▸ **Task brief**:
Scan the data below and report how many lines include the word "отражающий". Nothing else is wanted.

▸ **Materials provided**:
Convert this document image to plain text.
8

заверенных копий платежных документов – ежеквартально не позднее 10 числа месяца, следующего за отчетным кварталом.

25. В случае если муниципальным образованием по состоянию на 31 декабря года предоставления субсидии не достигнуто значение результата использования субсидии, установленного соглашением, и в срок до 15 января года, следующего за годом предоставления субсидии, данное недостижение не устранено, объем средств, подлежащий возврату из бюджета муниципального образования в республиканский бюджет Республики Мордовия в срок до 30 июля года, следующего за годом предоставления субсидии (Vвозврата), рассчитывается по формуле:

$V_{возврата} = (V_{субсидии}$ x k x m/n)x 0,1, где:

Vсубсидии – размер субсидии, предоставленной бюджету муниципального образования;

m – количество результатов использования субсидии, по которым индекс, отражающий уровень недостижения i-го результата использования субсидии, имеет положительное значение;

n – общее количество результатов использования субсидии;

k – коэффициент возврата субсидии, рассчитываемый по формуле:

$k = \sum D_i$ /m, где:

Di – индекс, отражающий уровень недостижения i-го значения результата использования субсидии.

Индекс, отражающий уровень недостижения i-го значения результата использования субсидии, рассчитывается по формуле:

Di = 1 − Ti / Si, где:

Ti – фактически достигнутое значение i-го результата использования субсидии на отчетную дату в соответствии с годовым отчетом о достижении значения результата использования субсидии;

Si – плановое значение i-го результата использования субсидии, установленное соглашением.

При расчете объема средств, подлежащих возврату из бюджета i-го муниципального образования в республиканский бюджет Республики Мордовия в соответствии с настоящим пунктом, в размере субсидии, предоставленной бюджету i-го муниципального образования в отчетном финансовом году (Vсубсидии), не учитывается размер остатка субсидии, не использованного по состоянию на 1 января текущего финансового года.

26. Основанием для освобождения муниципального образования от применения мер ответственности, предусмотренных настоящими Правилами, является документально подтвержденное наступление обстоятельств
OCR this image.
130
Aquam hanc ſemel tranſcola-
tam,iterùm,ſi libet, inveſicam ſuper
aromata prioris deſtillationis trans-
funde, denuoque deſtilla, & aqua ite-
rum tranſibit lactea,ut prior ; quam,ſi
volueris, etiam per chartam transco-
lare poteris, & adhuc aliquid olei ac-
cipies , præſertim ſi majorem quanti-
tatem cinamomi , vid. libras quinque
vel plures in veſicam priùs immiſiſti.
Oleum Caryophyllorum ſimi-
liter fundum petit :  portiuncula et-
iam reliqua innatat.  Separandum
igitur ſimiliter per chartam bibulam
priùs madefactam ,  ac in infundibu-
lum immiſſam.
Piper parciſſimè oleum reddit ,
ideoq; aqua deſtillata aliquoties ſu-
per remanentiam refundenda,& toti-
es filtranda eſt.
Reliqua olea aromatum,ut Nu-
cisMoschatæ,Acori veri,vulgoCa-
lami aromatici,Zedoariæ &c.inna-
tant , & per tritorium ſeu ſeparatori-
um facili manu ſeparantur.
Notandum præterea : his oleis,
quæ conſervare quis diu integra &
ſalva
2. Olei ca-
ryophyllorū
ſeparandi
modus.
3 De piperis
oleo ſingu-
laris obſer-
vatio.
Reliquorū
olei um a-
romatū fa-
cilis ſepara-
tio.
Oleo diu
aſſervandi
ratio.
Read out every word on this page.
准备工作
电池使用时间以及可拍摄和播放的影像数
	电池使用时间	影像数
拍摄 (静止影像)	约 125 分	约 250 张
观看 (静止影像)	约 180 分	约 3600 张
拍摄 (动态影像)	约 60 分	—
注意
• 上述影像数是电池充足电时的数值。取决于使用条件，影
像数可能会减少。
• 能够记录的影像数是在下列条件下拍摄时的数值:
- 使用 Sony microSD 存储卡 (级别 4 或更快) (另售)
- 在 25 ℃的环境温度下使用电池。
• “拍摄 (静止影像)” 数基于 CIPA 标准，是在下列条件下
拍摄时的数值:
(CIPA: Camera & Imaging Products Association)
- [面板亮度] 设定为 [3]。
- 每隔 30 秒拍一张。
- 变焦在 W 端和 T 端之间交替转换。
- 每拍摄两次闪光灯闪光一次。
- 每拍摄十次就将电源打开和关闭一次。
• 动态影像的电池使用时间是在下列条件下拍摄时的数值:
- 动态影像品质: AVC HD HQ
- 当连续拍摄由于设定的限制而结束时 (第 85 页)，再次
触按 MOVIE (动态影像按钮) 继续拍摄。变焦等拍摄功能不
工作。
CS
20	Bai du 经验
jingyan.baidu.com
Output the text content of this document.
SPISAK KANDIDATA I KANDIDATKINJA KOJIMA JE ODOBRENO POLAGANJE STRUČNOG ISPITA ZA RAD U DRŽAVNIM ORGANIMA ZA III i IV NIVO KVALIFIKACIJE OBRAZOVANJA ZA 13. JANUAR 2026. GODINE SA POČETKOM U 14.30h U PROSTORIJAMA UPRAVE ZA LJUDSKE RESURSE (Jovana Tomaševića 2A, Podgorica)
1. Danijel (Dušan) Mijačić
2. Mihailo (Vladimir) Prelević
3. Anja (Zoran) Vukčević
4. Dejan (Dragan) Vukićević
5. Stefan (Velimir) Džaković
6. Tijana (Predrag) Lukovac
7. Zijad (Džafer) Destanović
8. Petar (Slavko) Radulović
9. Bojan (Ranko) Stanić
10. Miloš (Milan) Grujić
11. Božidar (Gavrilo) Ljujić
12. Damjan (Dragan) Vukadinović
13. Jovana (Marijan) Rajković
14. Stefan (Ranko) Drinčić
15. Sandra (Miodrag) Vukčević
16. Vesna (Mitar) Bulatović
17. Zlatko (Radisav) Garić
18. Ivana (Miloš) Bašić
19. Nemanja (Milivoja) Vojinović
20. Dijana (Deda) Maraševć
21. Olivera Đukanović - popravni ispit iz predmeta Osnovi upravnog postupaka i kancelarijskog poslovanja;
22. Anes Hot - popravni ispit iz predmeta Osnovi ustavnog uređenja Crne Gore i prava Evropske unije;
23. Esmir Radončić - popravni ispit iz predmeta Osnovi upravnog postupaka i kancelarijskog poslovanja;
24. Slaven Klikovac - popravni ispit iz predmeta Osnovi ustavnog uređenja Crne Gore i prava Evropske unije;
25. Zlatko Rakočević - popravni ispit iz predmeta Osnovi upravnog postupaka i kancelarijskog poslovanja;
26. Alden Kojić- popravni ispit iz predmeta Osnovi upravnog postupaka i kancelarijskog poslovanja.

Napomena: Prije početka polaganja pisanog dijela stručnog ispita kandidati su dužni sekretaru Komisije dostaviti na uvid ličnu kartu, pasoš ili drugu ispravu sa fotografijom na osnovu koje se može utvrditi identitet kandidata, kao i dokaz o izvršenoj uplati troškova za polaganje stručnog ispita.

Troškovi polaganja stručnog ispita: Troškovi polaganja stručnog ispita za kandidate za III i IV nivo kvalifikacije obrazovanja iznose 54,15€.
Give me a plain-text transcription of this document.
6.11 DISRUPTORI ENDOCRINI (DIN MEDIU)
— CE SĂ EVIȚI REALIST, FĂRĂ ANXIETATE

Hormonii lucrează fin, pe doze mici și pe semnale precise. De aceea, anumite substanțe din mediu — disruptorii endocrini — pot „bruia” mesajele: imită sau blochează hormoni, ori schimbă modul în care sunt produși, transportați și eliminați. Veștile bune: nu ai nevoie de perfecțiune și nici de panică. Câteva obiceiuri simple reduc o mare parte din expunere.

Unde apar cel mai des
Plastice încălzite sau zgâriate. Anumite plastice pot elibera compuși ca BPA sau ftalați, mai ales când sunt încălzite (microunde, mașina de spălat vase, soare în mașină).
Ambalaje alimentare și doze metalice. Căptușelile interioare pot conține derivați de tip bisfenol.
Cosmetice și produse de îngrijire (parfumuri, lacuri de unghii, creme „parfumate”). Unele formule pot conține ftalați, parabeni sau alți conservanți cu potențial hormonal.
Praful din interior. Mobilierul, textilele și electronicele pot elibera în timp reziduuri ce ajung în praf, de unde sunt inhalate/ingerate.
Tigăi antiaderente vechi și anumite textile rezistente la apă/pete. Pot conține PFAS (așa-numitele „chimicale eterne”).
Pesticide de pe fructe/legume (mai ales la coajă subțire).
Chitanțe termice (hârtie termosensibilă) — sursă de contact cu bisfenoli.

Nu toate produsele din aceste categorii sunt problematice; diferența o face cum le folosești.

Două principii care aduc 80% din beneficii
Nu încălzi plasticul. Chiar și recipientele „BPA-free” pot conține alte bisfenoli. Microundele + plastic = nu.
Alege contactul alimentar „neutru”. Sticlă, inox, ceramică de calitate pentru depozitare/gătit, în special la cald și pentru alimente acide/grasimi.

▸ **Exercise answer**:
3